• _Data_
*****
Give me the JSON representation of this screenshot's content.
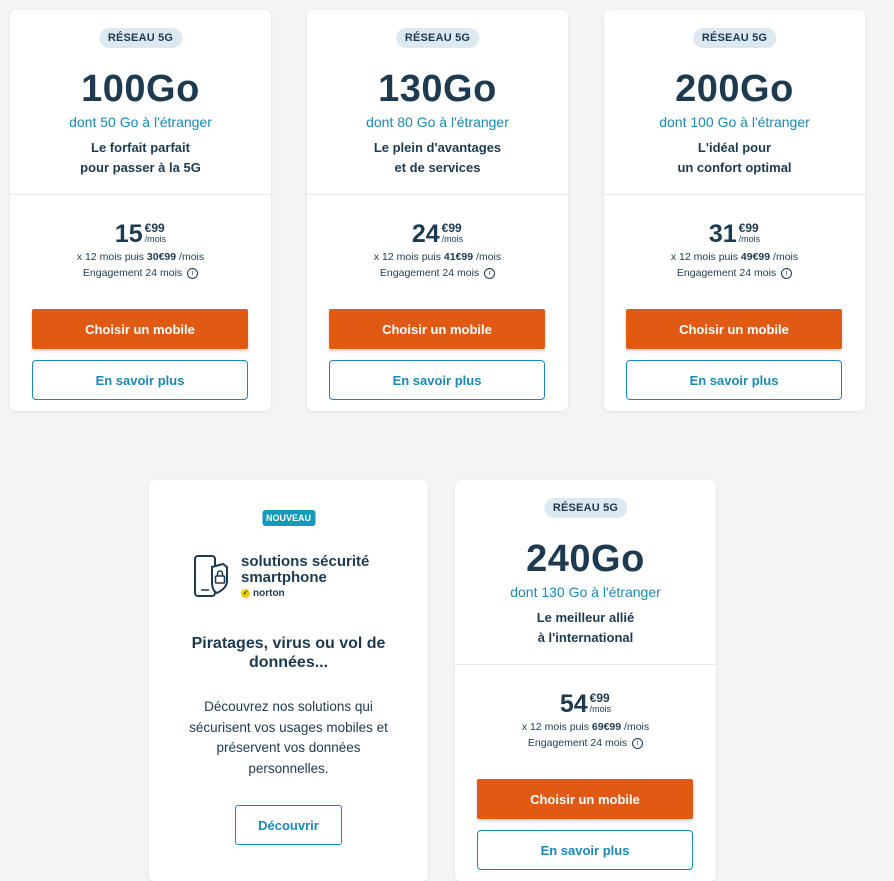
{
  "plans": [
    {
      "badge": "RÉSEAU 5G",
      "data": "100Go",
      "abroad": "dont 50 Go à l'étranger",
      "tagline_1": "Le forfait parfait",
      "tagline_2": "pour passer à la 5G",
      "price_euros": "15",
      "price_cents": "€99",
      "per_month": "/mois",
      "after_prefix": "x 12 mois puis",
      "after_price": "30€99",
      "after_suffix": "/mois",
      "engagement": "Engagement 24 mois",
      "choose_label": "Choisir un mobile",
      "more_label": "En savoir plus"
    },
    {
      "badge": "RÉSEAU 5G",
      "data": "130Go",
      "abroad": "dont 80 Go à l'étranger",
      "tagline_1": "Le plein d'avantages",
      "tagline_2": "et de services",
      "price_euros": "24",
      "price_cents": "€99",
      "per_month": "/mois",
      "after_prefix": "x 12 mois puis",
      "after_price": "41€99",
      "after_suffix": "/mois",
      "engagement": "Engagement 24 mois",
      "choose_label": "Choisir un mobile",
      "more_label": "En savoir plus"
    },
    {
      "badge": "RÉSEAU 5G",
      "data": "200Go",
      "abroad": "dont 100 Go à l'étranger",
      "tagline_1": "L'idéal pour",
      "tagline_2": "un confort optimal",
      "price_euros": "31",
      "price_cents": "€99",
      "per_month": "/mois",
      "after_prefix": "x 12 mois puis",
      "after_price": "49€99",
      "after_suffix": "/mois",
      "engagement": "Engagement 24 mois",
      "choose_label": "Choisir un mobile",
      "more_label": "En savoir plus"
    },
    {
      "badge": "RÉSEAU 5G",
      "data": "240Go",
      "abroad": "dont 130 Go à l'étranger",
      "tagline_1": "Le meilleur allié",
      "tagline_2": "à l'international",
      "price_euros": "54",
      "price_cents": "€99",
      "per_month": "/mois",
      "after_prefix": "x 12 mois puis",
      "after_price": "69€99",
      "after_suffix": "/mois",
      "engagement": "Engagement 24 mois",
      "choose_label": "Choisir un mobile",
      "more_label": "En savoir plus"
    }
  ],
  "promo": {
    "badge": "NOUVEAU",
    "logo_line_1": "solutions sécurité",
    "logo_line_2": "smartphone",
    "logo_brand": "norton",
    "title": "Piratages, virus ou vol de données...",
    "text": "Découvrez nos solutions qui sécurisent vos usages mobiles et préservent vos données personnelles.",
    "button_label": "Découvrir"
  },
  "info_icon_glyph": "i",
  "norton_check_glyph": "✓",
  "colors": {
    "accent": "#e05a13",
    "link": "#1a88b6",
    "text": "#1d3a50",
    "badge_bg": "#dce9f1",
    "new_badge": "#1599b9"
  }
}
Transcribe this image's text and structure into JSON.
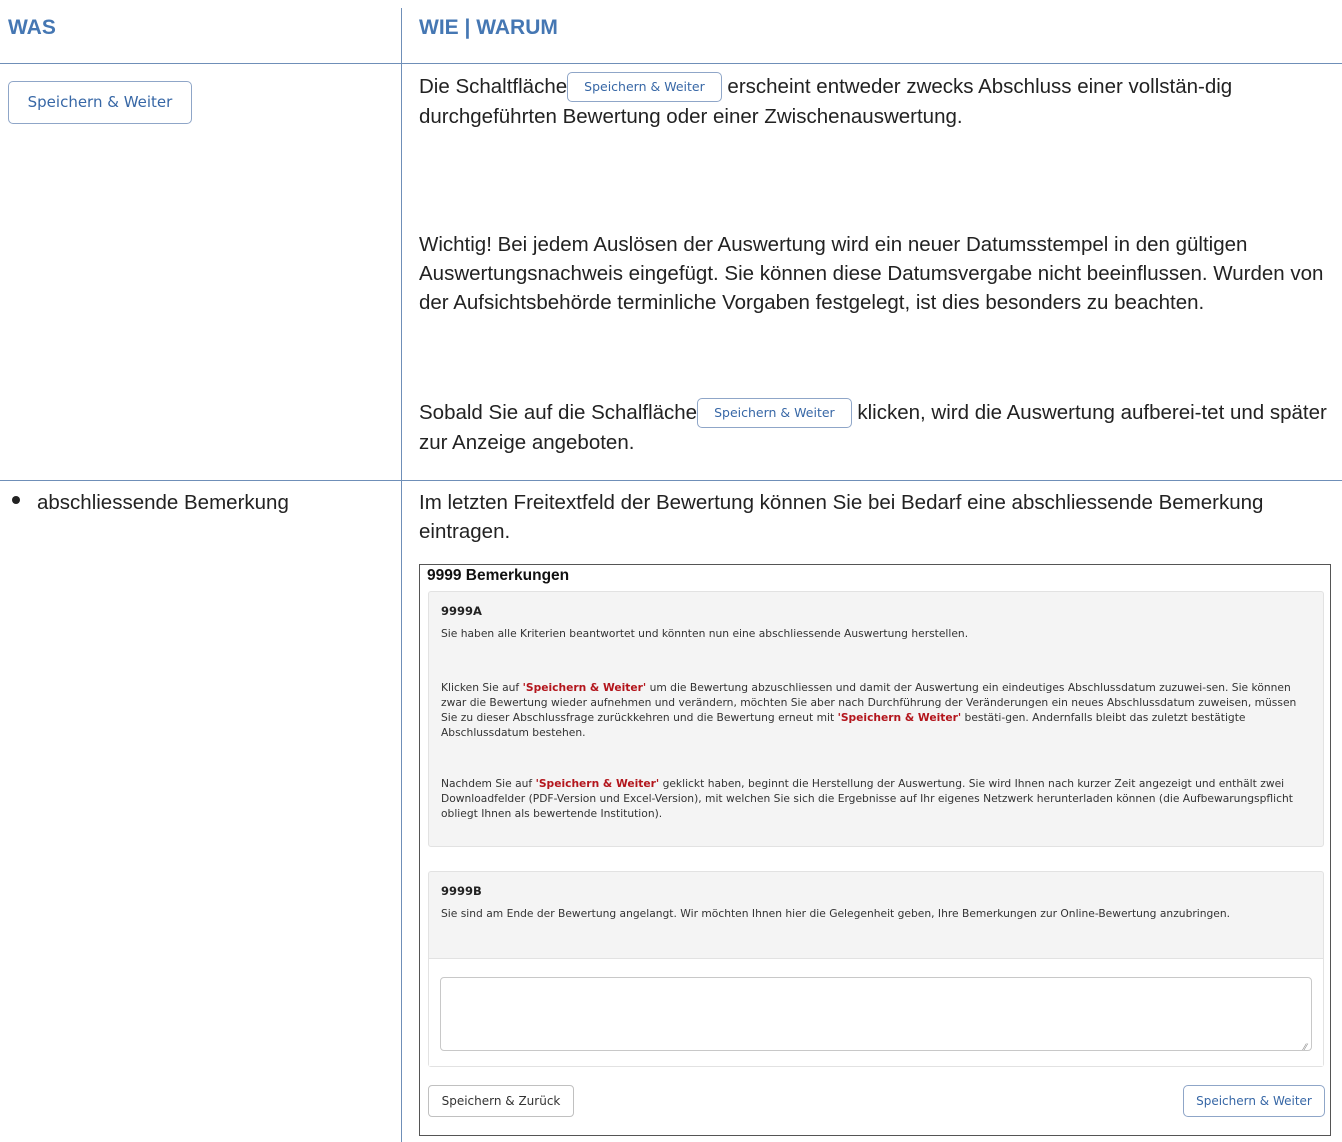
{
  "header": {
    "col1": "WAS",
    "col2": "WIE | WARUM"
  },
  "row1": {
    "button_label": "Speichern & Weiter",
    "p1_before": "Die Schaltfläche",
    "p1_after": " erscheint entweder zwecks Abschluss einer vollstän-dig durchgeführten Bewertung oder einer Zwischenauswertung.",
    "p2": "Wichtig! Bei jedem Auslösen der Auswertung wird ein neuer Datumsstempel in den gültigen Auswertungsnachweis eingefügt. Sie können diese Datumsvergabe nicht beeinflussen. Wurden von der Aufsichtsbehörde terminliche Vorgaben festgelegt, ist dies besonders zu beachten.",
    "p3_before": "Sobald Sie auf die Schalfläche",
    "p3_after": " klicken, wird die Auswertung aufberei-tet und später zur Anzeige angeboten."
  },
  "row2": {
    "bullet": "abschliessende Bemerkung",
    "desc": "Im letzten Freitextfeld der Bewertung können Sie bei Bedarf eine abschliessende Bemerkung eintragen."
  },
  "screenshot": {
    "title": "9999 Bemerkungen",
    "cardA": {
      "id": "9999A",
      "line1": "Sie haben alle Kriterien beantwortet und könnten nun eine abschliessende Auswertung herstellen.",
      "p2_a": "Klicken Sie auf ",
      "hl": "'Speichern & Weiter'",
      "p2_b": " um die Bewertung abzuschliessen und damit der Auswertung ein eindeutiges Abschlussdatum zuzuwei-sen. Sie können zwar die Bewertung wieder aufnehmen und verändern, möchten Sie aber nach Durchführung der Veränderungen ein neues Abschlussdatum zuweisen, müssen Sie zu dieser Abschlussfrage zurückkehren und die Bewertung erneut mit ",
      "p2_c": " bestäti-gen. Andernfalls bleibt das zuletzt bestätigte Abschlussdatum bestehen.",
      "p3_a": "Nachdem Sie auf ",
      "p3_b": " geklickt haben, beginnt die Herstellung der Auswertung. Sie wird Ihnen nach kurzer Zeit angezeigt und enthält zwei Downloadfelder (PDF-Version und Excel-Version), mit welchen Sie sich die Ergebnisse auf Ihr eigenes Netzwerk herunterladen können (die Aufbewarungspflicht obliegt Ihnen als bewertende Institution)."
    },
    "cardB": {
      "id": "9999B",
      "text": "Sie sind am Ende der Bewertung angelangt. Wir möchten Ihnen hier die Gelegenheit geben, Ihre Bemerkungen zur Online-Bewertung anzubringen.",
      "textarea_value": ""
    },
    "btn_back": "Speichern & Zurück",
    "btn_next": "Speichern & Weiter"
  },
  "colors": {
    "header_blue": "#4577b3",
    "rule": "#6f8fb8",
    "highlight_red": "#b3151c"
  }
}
*****
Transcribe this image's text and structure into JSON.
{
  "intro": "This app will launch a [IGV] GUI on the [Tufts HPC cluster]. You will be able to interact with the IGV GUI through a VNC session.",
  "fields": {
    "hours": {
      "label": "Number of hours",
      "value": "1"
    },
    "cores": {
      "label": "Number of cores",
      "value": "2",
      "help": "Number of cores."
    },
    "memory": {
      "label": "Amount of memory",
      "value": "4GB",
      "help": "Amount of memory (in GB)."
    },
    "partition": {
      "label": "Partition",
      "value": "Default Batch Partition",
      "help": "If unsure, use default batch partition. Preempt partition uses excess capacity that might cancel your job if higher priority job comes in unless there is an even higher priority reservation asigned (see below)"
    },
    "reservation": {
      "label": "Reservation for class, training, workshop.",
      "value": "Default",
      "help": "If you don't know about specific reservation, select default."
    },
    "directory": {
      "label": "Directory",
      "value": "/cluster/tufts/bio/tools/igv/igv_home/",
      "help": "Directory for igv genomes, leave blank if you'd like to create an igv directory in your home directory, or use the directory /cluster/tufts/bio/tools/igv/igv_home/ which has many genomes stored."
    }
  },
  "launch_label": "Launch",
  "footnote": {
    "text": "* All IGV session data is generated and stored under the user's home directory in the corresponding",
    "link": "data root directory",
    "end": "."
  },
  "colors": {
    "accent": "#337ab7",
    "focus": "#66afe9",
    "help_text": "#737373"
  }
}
*****
Filter the listing above by the word "memory"; copy each line that passes.

    "memory": {
      "label": "Amount of memory",
      "help": "Amount of memory (in GB)."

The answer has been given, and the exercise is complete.